● EXCERPT TO READ

----------

Why Libertarians Should Support “States’ Rights”

During an interview on the Lions of Liberty Podcast, Libertarian Party National Committee Chairman Nicholas Sarwark called Ron Paul’s support for “states’ rights” anti-libertarian.

He had policy prescriptions that were straight-up wrong and anti-libertarian…None of us should be given a pass on having to have actual libertarian positions, or not be able to be called out when you say you oppose marriage equality. You know, that’s not a libertarian position to have. State’s rights is not a libertarian position, and it’s something Ron Paul had pushed for a long time.”

Sarwark appears to take a position common among libertarian centralizers – that they should harness and use government power to enforce their vision of liberty on society. He believes the federal government can and should mandate “marriage equality” on all 50 states.

Many libertarians take this position. They see government power as a tool to create the kind of free society they envision. While they clearly have good intentions, their strategy raises a question: can a society maintain liberty within a system that fails to address the fundamental problem of government power?

Supporters of “states’ rights” don’t believe state governments possess some kind of moral superiority over the federal government. Government power at every level restricts individual liberty. But they do recognize a decentralized system will generally preserve liberty better than monopoly government.

I need to pause here and emphasize I understand that strictly speaking states don’t have rights. Only individuals possess rights in the true sense of the word. The term “states’ rights” serves as a short-hand way of expressing the political relationship between state governments and the federal government in the American constitutional system. States do have political powers they can exercise without interference from the general government. For instance, states have the “right” (or power or authority if you prefer) to define marriage, constitutionally speaking.

Obviously, states can wield power for good or ill. Within the American constitutional system, they posses it for better or for worse. Libertarian centralizers are no more justified in using unconstitutional federal power to stop an exercise of legitimate state authority they don’t like than progressives or neocons who harness federal power for their own ends.

The issue is centralization and concentration of power in one place. Sarwark and other libertarian centralizers support monopoly government – at least when it suits their agenda. The concept of “states’ rights” roots itself in the notion of decentralization.

People arguably have more control and influence over smaller governmental units. Even if they don’t, multiple small power centers make it possible to flee from particularly oppressive jurisdictions and create an environment of “competition” between governments. Competing political entities tend to check each other’s powers. In the case of U.S. states, they can actively thwart the implementation of federal programs and the enforcement of federal laws by simply refusing to cooperate. In a monopoly government system, no such checks on power exist, and individuals have fewer options for escape if government becomes oppressive.

----------

● DATASET
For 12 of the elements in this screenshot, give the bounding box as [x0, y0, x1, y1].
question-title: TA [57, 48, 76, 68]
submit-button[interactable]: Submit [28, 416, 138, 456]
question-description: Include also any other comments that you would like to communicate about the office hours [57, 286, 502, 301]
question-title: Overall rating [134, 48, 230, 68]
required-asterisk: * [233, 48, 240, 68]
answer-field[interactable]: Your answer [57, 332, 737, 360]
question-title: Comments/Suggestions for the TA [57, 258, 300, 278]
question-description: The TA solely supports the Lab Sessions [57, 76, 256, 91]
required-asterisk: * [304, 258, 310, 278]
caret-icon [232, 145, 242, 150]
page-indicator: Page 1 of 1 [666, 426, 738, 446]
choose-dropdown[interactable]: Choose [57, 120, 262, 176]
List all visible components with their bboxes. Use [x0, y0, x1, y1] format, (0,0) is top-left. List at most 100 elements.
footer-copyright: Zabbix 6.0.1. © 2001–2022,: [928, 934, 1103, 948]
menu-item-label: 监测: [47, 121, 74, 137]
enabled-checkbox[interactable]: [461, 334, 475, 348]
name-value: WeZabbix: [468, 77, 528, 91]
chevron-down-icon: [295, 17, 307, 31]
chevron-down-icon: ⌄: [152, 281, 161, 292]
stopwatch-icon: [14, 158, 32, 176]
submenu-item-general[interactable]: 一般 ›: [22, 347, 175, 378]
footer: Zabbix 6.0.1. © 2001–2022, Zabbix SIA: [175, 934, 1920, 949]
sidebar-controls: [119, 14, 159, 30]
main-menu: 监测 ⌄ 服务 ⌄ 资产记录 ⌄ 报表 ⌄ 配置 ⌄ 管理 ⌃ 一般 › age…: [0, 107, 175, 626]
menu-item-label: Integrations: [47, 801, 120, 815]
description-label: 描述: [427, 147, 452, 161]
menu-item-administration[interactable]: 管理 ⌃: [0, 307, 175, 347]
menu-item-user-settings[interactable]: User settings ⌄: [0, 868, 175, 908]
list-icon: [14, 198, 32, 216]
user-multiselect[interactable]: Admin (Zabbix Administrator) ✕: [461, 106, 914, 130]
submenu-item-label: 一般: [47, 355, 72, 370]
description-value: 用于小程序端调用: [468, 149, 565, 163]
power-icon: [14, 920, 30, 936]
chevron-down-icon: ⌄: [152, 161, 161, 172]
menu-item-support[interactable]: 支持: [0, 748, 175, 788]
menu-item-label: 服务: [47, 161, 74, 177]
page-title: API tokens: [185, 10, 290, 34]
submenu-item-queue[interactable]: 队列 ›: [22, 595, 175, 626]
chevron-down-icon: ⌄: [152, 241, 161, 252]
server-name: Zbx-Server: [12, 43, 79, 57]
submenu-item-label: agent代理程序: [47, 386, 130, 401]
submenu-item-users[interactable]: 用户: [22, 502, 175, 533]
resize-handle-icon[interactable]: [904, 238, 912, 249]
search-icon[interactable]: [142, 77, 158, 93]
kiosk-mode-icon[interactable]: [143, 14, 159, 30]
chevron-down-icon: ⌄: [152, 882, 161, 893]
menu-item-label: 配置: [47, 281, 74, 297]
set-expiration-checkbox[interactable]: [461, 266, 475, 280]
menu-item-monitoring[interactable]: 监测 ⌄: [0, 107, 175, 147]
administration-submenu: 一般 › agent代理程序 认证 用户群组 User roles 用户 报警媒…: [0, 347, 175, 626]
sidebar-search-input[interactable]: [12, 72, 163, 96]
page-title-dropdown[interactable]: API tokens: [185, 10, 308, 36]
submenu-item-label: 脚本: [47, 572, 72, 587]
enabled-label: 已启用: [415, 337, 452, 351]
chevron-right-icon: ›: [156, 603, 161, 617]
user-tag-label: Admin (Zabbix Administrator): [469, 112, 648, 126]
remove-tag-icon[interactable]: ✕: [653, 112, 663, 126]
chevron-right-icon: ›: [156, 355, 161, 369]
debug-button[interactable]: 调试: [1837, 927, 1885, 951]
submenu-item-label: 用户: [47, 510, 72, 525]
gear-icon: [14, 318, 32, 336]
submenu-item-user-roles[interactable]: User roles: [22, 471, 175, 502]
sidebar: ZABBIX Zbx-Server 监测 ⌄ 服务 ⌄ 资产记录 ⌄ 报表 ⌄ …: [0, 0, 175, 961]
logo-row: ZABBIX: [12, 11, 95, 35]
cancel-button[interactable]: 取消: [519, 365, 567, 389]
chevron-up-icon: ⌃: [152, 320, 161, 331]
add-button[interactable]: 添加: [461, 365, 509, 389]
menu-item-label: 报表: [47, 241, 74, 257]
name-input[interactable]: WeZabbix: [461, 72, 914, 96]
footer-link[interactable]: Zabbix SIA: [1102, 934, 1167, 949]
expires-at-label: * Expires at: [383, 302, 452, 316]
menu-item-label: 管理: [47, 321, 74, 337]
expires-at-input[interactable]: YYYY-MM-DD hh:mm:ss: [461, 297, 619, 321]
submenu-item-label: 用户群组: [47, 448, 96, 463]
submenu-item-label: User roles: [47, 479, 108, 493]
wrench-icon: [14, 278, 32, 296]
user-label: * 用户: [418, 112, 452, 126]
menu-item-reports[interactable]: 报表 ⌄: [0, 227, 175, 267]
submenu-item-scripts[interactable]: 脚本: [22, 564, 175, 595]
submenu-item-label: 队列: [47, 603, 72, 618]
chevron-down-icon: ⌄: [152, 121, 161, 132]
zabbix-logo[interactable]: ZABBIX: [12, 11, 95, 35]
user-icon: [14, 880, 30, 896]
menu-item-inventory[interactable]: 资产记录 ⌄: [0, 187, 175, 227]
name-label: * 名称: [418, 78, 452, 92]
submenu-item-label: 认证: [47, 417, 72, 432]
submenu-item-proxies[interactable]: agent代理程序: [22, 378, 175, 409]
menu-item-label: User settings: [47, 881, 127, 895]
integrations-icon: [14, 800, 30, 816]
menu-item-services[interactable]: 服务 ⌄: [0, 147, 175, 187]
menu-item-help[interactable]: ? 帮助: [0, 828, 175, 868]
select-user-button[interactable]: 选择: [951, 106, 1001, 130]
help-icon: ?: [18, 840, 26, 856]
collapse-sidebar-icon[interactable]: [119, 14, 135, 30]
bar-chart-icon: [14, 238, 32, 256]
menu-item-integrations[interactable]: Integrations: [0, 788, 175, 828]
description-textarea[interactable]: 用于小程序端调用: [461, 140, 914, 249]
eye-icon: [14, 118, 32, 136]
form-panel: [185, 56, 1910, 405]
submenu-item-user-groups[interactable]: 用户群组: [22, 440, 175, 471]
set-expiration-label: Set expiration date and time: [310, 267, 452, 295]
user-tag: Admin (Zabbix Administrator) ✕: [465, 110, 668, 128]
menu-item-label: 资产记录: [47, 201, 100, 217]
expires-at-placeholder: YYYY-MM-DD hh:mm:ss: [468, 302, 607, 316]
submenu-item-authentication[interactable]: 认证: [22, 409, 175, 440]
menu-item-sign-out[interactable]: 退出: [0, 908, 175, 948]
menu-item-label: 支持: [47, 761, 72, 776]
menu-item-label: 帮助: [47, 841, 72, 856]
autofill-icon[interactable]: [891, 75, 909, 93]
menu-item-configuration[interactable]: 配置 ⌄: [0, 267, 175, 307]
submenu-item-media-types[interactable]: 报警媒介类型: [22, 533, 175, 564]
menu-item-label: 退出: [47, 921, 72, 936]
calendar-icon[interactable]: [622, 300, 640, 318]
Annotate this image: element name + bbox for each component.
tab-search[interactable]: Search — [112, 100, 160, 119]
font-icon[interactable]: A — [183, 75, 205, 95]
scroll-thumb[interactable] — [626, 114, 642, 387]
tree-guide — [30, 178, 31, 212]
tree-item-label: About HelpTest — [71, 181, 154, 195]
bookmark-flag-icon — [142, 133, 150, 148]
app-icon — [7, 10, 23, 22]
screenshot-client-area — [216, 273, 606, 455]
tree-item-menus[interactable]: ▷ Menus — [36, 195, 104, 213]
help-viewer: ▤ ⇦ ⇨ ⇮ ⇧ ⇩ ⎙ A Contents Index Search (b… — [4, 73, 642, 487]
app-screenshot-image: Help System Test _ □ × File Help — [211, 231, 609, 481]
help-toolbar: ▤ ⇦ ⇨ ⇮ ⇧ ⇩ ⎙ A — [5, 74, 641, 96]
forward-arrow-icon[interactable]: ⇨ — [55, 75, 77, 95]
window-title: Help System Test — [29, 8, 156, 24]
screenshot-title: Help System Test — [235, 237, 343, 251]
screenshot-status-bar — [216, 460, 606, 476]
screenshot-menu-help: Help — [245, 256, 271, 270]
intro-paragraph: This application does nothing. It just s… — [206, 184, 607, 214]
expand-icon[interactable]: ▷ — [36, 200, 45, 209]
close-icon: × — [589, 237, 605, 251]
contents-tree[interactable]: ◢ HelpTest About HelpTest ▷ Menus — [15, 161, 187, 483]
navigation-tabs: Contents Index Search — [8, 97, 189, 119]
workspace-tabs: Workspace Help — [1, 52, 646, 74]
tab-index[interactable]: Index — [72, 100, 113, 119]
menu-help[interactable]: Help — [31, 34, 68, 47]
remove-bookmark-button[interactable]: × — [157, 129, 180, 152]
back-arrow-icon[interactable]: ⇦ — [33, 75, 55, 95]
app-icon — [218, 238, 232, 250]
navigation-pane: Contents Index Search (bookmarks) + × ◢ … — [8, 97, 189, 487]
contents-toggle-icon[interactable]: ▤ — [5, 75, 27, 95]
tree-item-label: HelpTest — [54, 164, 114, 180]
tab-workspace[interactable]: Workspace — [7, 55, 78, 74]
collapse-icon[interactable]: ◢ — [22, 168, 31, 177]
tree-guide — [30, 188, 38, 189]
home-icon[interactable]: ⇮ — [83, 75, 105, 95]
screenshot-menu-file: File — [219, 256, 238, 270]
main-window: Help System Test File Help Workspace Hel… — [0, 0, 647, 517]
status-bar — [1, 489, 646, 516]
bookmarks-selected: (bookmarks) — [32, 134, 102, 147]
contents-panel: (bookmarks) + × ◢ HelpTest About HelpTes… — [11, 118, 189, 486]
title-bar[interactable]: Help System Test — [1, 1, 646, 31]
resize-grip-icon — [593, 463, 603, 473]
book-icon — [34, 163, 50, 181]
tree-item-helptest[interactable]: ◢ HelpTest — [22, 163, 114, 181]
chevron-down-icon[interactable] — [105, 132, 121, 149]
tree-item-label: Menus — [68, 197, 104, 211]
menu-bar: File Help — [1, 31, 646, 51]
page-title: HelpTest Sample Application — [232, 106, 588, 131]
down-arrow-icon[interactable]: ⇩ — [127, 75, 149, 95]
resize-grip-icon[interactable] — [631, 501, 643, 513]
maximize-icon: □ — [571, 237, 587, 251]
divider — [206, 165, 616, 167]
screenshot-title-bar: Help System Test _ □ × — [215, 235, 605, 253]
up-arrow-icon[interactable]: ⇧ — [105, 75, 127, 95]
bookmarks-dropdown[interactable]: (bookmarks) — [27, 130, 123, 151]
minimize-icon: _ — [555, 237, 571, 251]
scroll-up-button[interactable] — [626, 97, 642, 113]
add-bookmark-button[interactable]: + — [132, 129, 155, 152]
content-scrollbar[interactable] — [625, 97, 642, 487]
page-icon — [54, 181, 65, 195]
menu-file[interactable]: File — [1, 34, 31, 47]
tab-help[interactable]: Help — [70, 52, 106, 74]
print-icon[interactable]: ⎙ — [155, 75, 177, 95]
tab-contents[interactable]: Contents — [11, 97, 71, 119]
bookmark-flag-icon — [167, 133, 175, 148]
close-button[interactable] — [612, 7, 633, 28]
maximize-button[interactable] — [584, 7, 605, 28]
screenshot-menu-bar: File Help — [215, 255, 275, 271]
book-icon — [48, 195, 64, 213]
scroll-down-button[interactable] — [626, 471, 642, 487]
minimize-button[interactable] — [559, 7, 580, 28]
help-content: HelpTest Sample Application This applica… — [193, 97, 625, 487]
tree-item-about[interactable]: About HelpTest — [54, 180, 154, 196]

----------

● TASK SET
(a) In the article on states' rights, who called Ron Paul's support for "states' rights" anti-libertarian?
(b) List every group that the article on states' rights describes as harnessing federal power for its own ends.

● THE SOLUTIONS
(a) Nicholas Sarwark, the Libertarian Party National Committee Chairman.

(b) Libertarian centralizers, progressives, neocons